(Source records)
※ ※ ※

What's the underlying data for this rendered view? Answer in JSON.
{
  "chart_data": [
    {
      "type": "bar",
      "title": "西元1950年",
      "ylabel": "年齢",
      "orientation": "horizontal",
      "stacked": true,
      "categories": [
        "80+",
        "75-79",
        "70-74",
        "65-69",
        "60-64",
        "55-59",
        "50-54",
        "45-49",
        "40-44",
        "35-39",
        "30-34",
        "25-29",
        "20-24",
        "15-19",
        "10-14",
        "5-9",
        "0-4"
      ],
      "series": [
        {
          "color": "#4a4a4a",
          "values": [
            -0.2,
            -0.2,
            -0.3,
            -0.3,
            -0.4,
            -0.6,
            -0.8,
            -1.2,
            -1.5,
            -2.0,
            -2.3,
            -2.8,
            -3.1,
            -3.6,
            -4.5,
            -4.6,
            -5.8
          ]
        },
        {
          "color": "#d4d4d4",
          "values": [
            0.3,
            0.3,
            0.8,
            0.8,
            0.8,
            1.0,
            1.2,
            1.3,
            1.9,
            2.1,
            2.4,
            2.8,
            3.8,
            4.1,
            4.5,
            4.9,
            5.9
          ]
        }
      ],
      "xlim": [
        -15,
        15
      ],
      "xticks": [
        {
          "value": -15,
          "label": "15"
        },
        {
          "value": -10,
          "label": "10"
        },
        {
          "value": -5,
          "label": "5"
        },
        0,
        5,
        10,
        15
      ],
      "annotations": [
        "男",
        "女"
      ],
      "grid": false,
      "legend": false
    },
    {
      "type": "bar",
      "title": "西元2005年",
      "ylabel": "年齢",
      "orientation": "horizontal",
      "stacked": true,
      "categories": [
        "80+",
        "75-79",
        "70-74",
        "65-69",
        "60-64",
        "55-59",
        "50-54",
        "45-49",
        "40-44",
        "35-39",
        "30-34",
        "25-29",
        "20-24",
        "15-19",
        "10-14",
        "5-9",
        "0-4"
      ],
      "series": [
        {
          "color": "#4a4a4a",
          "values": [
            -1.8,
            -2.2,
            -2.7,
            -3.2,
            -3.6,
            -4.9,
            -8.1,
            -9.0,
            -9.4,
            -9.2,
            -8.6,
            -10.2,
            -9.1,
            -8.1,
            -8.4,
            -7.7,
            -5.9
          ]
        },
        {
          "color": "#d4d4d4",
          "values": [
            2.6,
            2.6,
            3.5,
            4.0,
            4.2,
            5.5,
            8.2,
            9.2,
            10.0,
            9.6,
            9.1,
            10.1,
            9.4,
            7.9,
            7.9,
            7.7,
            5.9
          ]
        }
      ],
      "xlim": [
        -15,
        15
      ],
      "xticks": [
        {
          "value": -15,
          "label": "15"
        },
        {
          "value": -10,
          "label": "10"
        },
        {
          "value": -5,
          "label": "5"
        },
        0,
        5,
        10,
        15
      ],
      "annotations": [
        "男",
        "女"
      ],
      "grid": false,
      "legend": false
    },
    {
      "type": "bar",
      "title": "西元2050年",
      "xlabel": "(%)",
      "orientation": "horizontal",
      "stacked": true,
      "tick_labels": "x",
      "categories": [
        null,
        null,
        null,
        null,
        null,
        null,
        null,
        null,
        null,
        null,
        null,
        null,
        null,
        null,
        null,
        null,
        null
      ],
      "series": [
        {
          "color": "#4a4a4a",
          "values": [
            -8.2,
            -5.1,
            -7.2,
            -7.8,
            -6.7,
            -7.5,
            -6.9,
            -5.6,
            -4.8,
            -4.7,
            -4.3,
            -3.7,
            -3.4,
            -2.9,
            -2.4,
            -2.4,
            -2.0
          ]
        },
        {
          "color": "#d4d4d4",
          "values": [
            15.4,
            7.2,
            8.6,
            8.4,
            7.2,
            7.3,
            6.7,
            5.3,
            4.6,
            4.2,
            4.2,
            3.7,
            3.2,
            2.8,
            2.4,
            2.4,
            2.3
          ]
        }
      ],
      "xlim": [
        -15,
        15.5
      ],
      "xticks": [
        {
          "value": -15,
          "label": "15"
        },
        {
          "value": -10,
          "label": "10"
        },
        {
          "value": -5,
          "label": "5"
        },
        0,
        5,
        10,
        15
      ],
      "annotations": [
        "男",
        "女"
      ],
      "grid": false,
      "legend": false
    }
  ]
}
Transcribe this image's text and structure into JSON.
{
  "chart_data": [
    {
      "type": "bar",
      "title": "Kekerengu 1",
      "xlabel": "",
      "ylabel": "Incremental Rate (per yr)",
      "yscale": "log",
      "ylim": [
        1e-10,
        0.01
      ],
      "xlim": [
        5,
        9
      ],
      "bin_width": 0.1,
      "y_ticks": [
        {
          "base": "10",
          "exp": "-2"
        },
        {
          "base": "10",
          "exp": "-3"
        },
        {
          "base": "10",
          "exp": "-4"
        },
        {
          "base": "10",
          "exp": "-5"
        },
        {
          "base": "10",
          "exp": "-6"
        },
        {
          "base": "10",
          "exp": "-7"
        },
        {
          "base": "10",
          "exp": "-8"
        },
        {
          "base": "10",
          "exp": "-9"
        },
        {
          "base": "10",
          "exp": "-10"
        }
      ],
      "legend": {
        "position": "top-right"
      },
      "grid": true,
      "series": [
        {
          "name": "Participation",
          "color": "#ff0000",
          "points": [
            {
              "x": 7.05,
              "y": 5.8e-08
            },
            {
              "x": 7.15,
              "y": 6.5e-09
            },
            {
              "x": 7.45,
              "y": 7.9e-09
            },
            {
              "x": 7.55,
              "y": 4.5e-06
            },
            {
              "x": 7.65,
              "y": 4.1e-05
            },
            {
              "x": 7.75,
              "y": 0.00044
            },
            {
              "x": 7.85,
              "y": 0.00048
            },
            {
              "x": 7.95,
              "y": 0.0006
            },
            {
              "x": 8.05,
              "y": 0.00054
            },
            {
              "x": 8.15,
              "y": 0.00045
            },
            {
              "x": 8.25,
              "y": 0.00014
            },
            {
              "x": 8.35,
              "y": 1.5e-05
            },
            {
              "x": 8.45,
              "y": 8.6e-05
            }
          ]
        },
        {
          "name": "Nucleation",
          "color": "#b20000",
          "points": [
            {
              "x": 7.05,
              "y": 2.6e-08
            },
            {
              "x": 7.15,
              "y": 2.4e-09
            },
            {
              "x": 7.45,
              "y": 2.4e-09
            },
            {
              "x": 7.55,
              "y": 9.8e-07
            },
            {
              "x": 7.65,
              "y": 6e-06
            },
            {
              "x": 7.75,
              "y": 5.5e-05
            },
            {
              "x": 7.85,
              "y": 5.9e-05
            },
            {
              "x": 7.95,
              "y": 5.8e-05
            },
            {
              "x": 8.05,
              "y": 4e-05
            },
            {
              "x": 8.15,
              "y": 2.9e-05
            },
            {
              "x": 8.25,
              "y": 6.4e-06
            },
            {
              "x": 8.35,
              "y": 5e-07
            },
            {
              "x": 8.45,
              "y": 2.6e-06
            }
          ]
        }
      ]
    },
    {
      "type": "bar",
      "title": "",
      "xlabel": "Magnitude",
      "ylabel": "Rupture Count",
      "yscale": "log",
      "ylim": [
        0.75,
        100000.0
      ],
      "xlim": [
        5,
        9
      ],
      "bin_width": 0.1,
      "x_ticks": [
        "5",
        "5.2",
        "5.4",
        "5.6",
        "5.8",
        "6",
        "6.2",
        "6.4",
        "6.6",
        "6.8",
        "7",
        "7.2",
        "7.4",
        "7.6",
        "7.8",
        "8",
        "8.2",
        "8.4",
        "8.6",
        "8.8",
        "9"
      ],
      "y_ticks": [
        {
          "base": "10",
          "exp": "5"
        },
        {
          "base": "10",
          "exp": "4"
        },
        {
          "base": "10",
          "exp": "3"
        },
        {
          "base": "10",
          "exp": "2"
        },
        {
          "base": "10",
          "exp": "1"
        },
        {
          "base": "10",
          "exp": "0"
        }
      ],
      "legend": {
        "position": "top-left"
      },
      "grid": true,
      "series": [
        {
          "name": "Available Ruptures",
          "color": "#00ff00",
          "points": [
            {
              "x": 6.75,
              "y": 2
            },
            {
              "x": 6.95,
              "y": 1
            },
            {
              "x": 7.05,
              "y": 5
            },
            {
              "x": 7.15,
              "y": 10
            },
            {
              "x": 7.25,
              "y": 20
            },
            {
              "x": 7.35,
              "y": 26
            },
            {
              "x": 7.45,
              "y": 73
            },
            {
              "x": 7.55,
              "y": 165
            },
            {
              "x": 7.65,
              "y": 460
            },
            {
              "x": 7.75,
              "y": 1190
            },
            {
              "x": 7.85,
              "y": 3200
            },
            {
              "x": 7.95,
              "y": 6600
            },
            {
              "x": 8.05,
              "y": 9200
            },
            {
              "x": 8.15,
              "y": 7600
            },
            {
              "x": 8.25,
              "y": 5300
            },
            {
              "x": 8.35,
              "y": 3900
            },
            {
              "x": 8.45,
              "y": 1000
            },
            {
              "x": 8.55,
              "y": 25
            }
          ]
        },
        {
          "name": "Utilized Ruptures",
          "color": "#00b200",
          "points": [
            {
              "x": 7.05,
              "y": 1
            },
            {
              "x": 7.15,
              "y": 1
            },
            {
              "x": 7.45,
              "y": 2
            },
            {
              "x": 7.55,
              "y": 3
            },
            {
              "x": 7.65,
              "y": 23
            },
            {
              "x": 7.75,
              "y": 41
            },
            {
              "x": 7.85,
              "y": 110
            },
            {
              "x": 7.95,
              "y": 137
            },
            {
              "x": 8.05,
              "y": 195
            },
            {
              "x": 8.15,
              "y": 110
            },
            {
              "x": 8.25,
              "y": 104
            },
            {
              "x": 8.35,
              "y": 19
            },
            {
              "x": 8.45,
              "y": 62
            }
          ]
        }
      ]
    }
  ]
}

※ ※ ※

--- TASK DETAILS ---
Copy, from the material, each line that holds the string "ylabel".

--- EXPECTED ANSWER ---
      "ylabel": "年齢",
      "ylabel": "年齢",
      "ylabel": "Incremental Rate (per yr)",
      "ylabel": "Rupture Count",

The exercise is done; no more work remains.